GIVEN PROBLEM –
Output the data that follows exactly, line for line.

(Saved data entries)
--*--
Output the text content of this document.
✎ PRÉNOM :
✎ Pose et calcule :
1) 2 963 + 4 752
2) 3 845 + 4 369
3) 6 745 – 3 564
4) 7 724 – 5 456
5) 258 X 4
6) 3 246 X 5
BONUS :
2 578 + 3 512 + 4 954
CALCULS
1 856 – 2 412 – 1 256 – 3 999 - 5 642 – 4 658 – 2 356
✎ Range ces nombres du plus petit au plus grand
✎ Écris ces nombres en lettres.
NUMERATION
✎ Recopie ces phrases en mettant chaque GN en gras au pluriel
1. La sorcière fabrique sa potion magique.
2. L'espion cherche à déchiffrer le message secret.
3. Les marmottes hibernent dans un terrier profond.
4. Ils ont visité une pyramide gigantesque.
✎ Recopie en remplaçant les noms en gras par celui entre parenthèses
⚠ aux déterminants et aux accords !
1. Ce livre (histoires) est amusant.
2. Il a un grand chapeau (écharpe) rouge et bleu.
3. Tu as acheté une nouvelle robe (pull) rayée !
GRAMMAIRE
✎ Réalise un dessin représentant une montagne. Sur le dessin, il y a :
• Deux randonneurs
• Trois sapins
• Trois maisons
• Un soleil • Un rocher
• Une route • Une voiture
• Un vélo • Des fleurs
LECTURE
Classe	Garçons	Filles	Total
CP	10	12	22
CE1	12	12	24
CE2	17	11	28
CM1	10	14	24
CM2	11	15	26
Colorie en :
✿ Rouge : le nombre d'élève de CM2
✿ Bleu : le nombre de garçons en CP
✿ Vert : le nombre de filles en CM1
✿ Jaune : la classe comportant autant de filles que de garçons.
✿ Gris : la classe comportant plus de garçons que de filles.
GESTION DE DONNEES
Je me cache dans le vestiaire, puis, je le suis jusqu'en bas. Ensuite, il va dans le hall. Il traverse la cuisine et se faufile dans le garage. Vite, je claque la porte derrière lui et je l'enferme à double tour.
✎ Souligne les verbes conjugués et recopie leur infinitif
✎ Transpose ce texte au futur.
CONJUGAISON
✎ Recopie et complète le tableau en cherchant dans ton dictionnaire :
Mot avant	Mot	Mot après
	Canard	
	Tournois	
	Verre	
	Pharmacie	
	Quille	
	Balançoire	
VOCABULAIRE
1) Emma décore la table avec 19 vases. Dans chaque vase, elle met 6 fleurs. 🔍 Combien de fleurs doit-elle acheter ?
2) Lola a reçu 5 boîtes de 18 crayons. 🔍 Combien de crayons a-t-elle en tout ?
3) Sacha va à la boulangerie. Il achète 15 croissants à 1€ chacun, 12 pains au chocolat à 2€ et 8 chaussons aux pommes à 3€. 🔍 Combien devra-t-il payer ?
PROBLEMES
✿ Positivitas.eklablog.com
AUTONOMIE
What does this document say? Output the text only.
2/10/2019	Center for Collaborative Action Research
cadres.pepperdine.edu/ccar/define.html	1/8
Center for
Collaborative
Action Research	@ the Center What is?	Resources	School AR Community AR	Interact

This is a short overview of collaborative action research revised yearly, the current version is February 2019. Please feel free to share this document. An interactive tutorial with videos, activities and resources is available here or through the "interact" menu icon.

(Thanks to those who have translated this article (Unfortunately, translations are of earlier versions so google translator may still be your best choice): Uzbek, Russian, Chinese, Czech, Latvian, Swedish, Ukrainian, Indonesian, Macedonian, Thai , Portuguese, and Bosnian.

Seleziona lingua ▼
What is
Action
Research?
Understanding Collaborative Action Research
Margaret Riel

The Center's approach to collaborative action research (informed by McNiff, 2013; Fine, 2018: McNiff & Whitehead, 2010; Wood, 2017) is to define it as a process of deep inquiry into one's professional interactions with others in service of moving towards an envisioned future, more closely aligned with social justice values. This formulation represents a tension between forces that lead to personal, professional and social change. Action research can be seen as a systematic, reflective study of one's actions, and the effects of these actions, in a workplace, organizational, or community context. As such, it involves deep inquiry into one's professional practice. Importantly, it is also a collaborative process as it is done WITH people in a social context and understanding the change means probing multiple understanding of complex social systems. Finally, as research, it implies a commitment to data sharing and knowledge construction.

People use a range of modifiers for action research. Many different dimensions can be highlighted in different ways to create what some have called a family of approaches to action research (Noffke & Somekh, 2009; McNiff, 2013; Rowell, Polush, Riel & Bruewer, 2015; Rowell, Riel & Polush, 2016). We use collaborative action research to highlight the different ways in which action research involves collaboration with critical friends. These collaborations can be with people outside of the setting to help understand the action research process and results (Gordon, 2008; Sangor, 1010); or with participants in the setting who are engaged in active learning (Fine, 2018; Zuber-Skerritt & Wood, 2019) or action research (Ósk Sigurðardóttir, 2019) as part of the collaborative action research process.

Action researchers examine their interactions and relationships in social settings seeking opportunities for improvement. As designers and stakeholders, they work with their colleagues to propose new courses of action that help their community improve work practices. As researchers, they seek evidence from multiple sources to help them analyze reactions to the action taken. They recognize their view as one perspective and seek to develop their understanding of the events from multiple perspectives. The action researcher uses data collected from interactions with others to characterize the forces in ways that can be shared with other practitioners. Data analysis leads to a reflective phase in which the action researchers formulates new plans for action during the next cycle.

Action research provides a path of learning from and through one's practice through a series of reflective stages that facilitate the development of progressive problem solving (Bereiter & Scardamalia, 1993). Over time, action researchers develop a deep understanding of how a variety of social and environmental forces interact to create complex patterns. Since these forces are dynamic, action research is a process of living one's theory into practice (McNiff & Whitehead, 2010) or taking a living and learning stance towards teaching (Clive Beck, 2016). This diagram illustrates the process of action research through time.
--*--
COMPLETED EXERCISE –
Output the text content of this document.
✎ PRÉNOM :
✎ Pose et calcule :
1) 2 963 + 4 752
2) 3 845 + 4 369
3) 6 745 – 3 564
4) 7 724 – 5 456
5) 258 X 4
6) 3 246 X 5
BONUS :
2 578 + 3 512 + 4 954
CALCULS
1 856 – 2 412 – 1 256 – 3 999 - 5 642 – 4 658 – 2 356
✎ Range ces nombres du plus petit au plus grand
✎ Écris ces nombres en lettres.
NUMERATION
✎ Recopie ces phrases en mettant chaque GN en gras au pluriel
1. La sorcière fabrique sa potion magique.
2. L'espion cherche à déchiffrer le message secret.
3. Les marmottes hibernent dans un terrier profond.
4. Ils ont visité une pyramide gigantesque.
✎ Recopie en remplaçant les noms en gras par celui entre parenthèses
⚠ aux déterminants et aux accords !
1. Ce livre (histoires) est amusant.
2. Il a un grand chapeau (écharpe) rouge et bleu.
3. Tu as acheté une nouvelle robe (pull) rayée !
GRAMMAIRE
✎ Réalise un dessin représentant une montagne. Sur le dessin, il y a :
• Deux randonneurs
• Trois sapins
• Trois maisons
• Un soleil • Un rocher
• Une route • Une voiture
• Un vélo • Des fleurs
LECTURE
Classe	Garçons	Filles	Total
CP	10	12	22
CE1	12	12	24
CE2	17	11	28
CM1	10	14	24
CM2	11	15	26
Colorie en :
✿ Rouge : le nombre d'élève de CM2
✿ Bleu : le nombre de garçons en CP
✿ Vert : le nombre de filles en CM1
✿ Jaune : la classe comportant autant de filles que de garçons.
✿ Gris : la classe comportant plus de garçons que de filles.
GESTION DE DONNEES
Je me cache dans le vestiaire, puis, je le suis jusqu'en bas. Ensuite, il va dans le hall. Il traverse la cuisine et se faufile dans le garage. Vite, je claque la porte derrière lui et je l'enferme à double tour.
✎ Souligne les verbes conjugués et recopie leur infinitif
✎ Transpose ce texte au futur.
CONJUGAISON
✎ Recopie et complète le tableau en cherchant dans ton dictionnaire :
Mot avant	Mot	Mot après
	Canard	
	Tournois	
	Verre	
	Pharmacie	
	Quille	
	Balançoire	
VOCABULAIRE
1) Emma décore la table avec 19 vases. Dans chaque vase, elle met 6 fleurs. 🔍 Combien de fleurs doit-elle acheter ?
2) Lola a reçu 5 boîtes de 18 crayons. 🔍 Combien de crayons a-t-elle en tout ?
3) Sacha va à la boulangerie. Il achète 15 croissants à 1€ chacun, 12 pains au chocolat à 2€ et 8 chaussons aux pommes à 3€. 🔍 Combien devra-t-il payer ?
PROBLEMES
✿ Positivitas.eklablog.com
AUTONOMIE
What does this document say? Output the text only.
2/10/2019	Center for Collaborative Action Research
cadres.pepperdine.edu/ccar/define.html	1/8
Center for
Collaborative
Action Research	@ the Center What is?	Resources	School AR Community AR	Interact

This is a short overview of collaborative action research revised yearly, the current version is February 2019. Please feel free to share this document. An interactive tutorial with videos, activities and resources is available here or through the "interact" menu icon.

(Thanks to those who have translated this article (Unfortunately, translations are of earlier versions so google translator may still be your best choice): Uzbek, Russian, Chinese, Czech, Latvian, Swedish, Ukrainian, Indonesian, Macedonian, Thai , Portuguese, and Bosnian.

Seleziona lingua ▼
What is
Action
Research?
Understanding Collaborative Action Research
Margaret Riel

The Center's approach to collaborative action research (informed by McNiff, 2013; Fine, 2018: McNiff & Whitehead, 2010; Wood, 2017) is to define it as a process of deep inquiry into one's professional interactions with others in service of moving towards an envisioned future, more closely aligned with social justice values. This formulation represents a tension between forces that lead to personal, professional and social change. Action research can be seen as a systematic, reflective study of one's actions, and the effects of these actions, in a workplace, organizational, or community context. As such, it involves deep inquiry into one's professional practice. Importantly, it is also a collaborative process as it is done WITH people in a social context and understanding the change means probing multiple understanding of complex social systems. Finally, as research, it implies a commitment to data sharing and knowledge construction.

People use a range of modifiers for action research. Many different dimensions can be highlighted in different ways to create what some have called a family of approaches to action research (Noffke & Somekh, 2009; McNiff, 2013; Rowell, Polush, Riel & Bruewer, 2015; Rowell, Riel & Polush, 2016). We use collaborative action research to highlight the different ways in which action research involves collaboration with critical friends. These collaborations can be with people outside of the setting to help understand the action research process and results (Gordon, 2008; Sangor, 1010); or with participants in the setting who are engaged in active learning (Fine, 2018; Zuber-Skerritt & Wood, 2019) or action research (Ósk Sigurðardóttir, 2019) as part of the collaborative action research process.

Action researchers examine their interactions and relationships in social settings seeking opportunities for improvement. As designers and stakeholders, they work with their colleagues to propose new courses of action that help their community improve work practices. As researchers, they seek evidence from multiple sources to help them analyze reactions to the action taken. They recognize their view as one perspective and seek to develop their understanding of the events from multiple perspectives. The action researcher uses data collected from interactions with others to characterize the forces in ways that can be shared with other practitioners. Data analysis leads to a reflective phase in which the action researchers formulates new plans for action during the next cycle.

Action research provides a path of learning from and through one's practice through a series of reflective stages that facilitate the development of progressive problem solving (Bereiter & Scardamalia, 1993). Over time, action researchers develop a deep understanding of how a variety of social and environmental forces interact to create complex patterns. Since these forces are dynamic, action research is a process of living one's theory into practice (McNiff & Whitehead, 2010) or taking a living and learning stance towards teaching (Clive Beck, 2016). This diagram illustrates the process of action research through time.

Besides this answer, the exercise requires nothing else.